DIRECTIONS FOR THIS TASK: Output every entry exactly as written, skipping any pictures.

Data entries:
* Begin *
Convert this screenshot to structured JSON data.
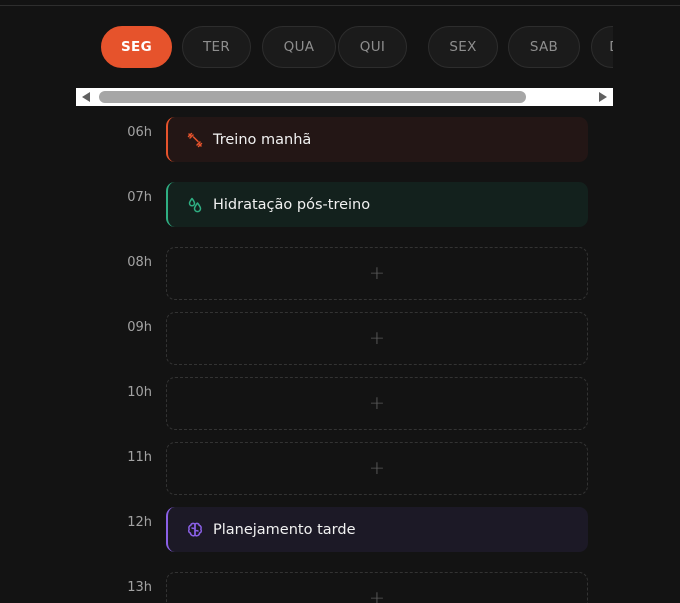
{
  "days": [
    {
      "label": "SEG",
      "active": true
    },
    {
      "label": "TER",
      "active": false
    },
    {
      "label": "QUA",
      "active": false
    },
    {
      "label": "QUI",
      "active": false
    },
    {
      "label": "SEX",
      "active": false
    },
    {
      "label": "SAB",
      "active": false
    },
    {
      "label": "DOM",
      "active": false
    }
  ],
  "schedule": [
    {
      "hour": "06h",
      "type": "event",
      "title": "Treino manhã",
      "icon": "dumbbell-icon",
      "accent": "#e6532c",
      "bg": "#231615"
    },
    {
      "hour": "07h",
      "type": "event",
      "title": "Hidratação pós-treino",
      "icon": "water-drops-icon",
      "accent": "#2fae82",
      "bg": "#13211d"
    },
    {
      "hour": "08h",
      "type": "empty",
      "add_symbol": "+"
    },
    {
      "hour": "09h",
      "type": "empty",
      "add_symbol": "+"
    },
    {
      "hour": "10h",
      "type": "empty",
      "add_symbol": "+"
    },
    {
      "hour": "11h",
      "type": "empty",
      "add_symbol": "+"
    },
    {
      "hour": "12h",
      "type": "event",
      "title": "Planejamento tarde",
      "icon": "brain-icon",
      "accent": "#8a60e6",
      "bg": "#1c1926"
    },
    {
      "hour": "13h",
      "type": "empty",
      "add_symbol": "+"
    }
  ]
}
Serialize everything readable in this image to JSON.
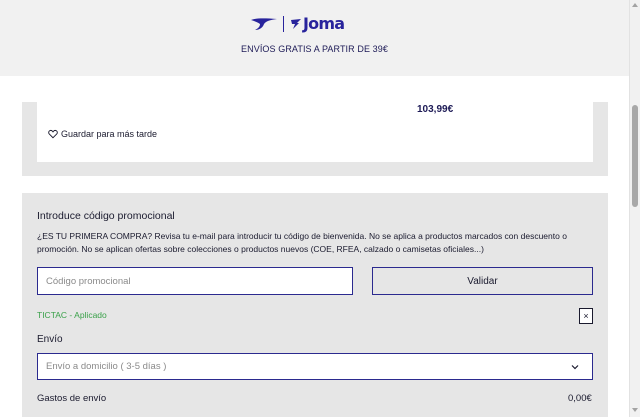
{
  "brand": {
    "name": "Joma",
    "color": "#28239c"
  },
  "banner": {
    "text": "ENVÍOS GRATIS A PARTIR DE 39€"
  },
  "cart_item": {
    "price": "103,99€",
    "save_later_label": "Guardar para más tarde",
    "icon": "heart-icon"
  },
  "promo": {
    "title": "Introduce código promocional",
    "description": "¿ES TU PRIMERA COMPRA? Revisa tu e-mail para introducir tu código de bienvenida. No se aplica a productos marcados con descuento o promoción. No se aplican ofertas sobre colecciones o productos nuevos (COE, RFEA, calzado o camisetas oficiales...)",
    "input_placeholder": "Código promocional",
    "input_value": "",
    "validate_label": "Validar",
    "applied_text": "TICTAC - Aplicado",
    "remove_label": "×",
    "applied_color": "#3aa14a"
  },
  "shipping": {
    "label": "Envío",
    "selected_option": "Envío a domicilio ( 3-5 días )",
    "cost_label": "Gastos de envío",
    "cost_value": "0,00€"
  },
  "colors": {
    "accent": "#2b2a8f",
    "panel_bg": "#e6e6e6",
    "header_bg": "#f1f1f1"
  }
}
* End *
ANSWER TO THIS EXERCISE:
Convert this screenshot to structured JSON data.
{
  "days": [
    {
      "label": "SEG",
      "active": true
    },
    {
      "label": "TER",
      "active": false
    },
    {
      "label": "QUA",
      "active": false
    },
    {
      "label": "QUI",
      "active": false
    },
    {
      "label": "SEX",
      "active": false
    },
    {
      "label": "SAB",
      "active": false
    },
    {
      "label": "DOM",
      "active": false
    }
  ],
  "schedule": [
    {
      "hour": "06h",
      "type": "event",
      "title": "Treino manhã",
      "icon": "dumbbell-icon",
      "accent": "#e6532c",
      "bg": "#231615"
    },
    {
      "hour": "07h",
      "type": "event",
      "title": "Hidratação pós-treino",
      "icon": "water-drops-icon",
      "accent": "#2fae82",
      "bg": "#13211d"
    },
    {
      "hour": "08h",
      "type": "empty",
      "add_symbol": "+"
    },
    {
      "hour": "09h",
      "type": "empty",
      "add_symbol": "+"
    },
    {
      "hour": "10h",
      "type": "empty",
      "add_symbol": "+"
    },
    {
      "hour": "11h",
      "type": "empty",
      "add_symbol": "+"
    },
    {
      "hour": "12h",
      "type": "event",
      "title": "Planejamento tarde",
      "icon": "brain-icon",
      "accent": "#8a60e6",
      "bg": "#1c1926"
    },
    {
      "hour": "13h",
      "type": "empty",
      "add_symbol": "+"
    }
  ]
}
Serialize everything readable in this image to JSON.
{
  "brand": {
    "name": "Joma",
    "color": "#28239c"
  },
  "banner": {
    "text": "ENVÍOS GRATIS A PARTIR DE 39€"
  },
  "cart_item": {
    "price": "103,99€",
    "save_later_label": "Guardar para más tarde",
    "icon": "heart-icon"
  },
  "promo": {
    "title": "Introduce código promocional",
    "description": "¿ES TU PRIMERA COMPRA? Revisa tu e-mail para introducir tu código de bienvenida. No se aplica a productos marcados con descuento o promoción. No se aplican ofertas sobre colecciones o productos nuevos (COE, RFEA, calzado o camisetas oficiales...)",
    "input_placeholder": "Código promocional",
    "input_value": "",
    "validate_label": "Validar",
    "applied_text": "TICTAC - Aplicado",
    "remove_label": "×",
    "applied_color": "#3aa14a"
  },
  "shipping": {
    "label": "Envío",
    "selected_option": "Envío a domicilio ( 3-5 días )",
    "cost_label": "Gastos de envío",
    "cost_value": "0,00€"
  },
  "colors": {
    "accent": "#2b2a8f",
    "panel_bg": "#e6e6e6",
    "header_bg": "#f1f1f1"
  }
}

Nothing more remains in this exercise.